• EXERCISE
Locate every line in the records below that holds the word "moeten" and return each one.

• GIVEN RECORDS
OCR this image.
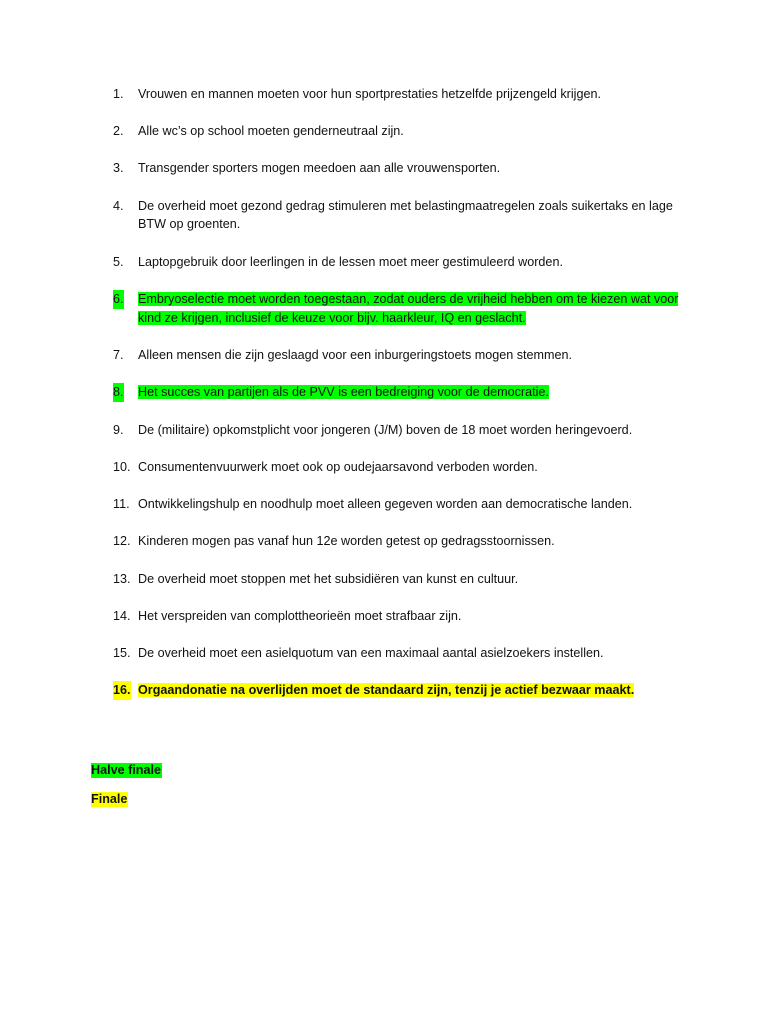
1. Vrouwen en mannen moeten voor hun sportprestaties hetzelfde prijzengeld krijgen.
2. Alle wc’s op school moeten genderneutraal zijn.
3. Transgender sporters mogen meedoen aan alle vrouwensporten.
4. De overheid moet gezond gedrag stimuleren met belastingmaatregelen zoals suikertaks en lage BTW op groenten.
5. Laptopgebruik door leerlingen in de lessen moet meer gestimuleerd worden.
6. Embryoselectie moet worden toegestaan, zodat ouders de vrijheid hebben om te kiezen wat voor kind ze krijgen, inclusief de keuze voor bijv. haarkleur, IQ en geslacht.
7. Alleen mensen die zijn geslaagd voor een inburgeringstoets mogen stemmen.
8. Het succes van partijen als de PVV is een bedreiging voor de democratie.
9. De (militaire) opkomstplicht voor jongeren (J/M) boven de 18 moet worden heringevoerd.
10. Consumentenvuurwerk moet ook op oudejaarsavond verboden worden.
11. Ontwikkelingshulp en noodhulp moet alleen gegeven worden aan democratische landen.
12. Kinderen mogen pas vanaf hun 12e worden getest op gedragsstoornissen.
13. De overheid moet stoppen met het subsidiëren van kunst en cultuur.
14. Het verspreiden van complottheorieën moet strafbaar zijn.
15. De overheid moet een asielquotum van een maximaal aantal asielzoekers instellen.
16. Orgaandonatie na overlijden moet de standaard zijn, tenzij je actief bezwaar maakt.
Halve finale
Finale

• RESULT
1. Vrouwen en mannen moeten voor hun sportprestaties hetzelfde prijzengeld krijgen.
2. Alle wc’s op school moeten genderneutraal zijn.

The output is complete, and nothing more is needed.